> [PROVIDED DATA]:
========
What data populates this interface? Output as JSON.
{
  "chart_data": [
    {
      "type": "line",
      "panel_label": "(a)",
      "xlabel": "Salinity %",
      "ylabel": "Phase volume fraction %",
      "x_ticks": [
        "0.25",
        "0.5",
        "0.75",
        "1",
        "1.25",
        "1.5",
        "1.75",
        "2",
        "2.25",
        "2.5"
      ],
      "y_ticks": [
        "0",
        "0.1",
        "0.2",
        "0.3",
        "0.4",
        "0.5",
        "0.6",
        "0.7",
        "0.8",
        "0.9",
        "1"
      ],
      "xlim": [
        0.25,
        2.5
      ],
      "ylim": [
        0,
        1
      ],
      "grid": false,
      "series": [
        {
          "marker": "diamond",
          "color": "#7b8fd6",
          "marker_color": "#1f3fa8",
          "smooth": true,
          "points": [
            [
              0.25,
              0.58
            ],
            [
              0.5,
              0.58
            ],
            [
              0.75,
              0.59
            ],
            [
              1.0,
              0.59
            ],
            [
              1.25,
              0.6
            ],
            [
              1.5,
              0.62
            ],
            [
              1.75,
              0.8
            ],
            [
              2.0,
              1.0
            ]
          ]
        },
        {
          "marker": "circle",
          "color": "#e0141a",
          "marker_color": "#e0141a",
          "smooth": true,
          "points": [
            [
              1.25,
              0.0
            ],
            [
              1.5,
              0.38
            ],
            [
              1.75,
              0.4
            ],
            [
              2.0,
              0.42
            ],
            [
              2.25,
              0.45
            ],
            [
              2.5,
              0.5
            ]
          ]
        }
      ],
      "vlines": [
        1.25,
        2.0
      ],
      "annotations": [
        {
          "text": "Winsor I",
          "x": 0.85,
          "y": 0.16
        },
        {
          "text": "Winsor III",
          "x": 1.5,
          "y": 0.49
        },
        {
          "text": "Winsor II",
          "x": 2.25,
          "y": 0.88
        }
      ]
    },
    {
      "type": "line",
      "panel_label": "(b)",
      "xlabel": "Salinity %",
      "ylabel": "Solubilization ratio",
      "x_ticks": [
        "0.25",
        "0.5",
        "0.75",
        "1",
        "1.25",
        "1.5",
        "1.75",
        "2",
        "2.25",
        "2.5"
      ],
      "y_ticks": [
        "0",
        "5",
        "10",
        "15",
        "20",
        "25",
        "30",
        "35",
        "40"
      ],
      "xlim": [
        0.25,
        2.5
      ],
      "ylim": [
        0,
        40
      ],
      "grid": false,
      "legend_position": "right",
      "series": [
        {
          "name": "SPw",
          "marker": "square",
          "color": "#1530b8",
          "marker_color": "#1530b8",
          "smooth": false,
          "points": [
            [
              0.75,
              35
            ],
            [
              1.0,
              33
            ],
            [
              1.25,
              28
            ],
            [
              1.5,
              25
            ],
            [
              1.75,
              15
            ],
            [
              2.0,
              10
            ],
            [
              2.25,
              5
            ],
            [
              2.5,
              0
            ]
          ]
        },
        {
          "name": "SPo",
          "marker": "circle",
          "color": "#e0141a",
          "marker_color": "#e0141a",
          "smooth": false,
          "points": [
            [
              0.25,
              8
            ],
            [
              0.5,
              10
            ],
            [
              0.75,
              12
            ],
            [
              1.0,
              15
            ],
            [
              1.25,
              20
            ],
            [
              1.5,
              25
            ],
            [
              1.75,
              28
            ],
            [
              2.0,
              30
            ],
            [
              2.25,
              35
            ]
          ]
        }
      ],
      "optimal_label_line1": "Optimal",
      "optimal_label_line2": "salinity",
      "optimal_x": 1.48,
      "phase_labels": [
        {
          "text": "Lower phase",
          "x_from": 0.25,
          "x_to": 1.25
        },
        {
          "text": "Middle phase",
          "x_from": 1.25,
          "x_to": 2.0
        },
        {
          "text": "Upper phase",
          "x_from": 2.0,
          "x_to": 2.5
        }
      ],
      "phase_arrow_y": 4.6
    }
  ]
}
========
> [CHALLENGE]: Give the material above again, word for word.

> [ANSWER TO THE TASK]:
What data populates this interface? Output as JSON.
{
  "chart_data": [
    {
      "type": "line",
      "panel_label": "(a)",
      "xlabel": "Salinity %",
      "ylabel": "Phase volume fraction %",
      "x_ticks": [
        "0.25",
        "0.5",
        "0.75",
        "1",
        "1.25",
        "1.5",
        "1.75",
        "2",
        "2.25",
        "2.5"
      ],
      "y_ticks": [
        "0",
        "0.1",
        "0.2",
        "0.3",
        "0.4",
        "0.5",
        "0.6",
        "0.7",
        "0.8",
        "0.9",
        "1"
      ],
      "xlim": [
        0.25,
        2.5
      ],
      "ylim": [
        0,
        1
      ],
      "grid": false,
      "series": [
        {
          "marker": "diamond",
          "color": "#7b8fd6",
          "marker_color": "#1f3fa8",
          "smooth": true,
          "points": [
            [
              0.25,
              0.58
            ],
            [
              0.5,
              0.58
            ],
            [
              0.75,
              0.59
            ],
            [
              1.0,
              0.59
            ],
            [
              1.25,
              0.6
            ],
            [
              1.5,
              0.62
            ],
            [
              1.75,
              0.8
            ],
            [
              2.0,
              1.0
            ]
          ]
        },
        {
          "marker": "circle",
          "color": "#e0141a",
          "marker_color": "#e0141a",
          "smooth": true,
          "points": [
            [
              1.25,
              0.0
            ],
            [
              1.5,
              0.38
            ],
            [
              1.75,
              0.4
            ],
            [
              2.0,
              0.42
            ],
            [
              2.25,
              0.45
            ],
            [
              2.5,
              0.5
            ]
          ]
        }
      ],
      "vlines": [
        1.25,
        2.0
      ],
      "annotations": [
        {
          "text": "Winsor I",
          "x": 0.85,
          "y": 0.16
        },
        {
          "text": "Winsor III",
          "x": 1.5,
          "y": 0.49
        },
        {
          "text": "Winsor II",
          "x": 2.25,
          "y": 0.88
        }
      ]
    },
    {
      "type": "line",
      "panel_label": "(b)",
      "xlabel": "Salinity %",
      "ylabel": "Solubilization ratio",
      "x_ticks": [
        "0.25",
        "0.5",
        "0.75",
        "1",
        "1.25",
        "1.5",
        "1.75",
        "2",
        "2.25",
        "2.5"
      ],
      "y_ticks": [
        "0",
        "5",
        "10",
        "15",
        "20",
        "25",
        "30",
        "35",
        "40"
      ],
      "xlim": [
        0.25,
        2.5
      ],
      "ylim": [
        0,
        40
      ],
      "grid": false,
      "legend_position": "right",
      "series": [
        {
          "name": "SPw",
          "marker": "square",
          "color": "#1530b8",
          "marker_color": "#1530b8",
          "smooth": false,
          "points": [
            [
              0.75,
              35
            ],
            [
              1.0,
              33
            ],
            [
              1.25,
              28
            ],
            [
              1.5,
              25
            ],
            [
              1.75,
              15
            ],
            [
              2.0,
              10
            ],
            [
              2.25,
              5
            ],
            [
              2.5,
              0
            ]
          ]
        },
        {
          "name": "SPo",
          "marker": "circle",
          "color": "#e0141a",
          "marker_color": "#e0141a",
          "smooth": false,
          "points": [
            [
              0.25,
              8
            ],
            [
              0.5,
              10
            ],
            [
              0.75,
              12
            ],
            [
              1.0,
              15
            ],
            [
              1.25,
              20
            ],
            [
              1.5,
              25
            ],
            [
              1.75,
              28
            ],
            [
              2.0,
              30
            ],
            [
              2.25,
              35
            ]
          ]
        }
      ],
      "optimal_label_line1": "Optimal",
      "optimal_label_line2": "salinity",
      "optimal_x": 1.48,
      "phase_labels": [
        {
          "text": "Lower phase",
          "x_from": 0.25,
          "x_to": 1.25
        },
        {
          "text": "Middle phase",
          "x_from": 1.25,
          "x_to": 2.0
        },
        {
          "text": "Upper phase",
          "x_from": 2.0,
          "x_to": 2.5
        }
      ],
      "phase_arrow_y": 4.6
    }
  ]
}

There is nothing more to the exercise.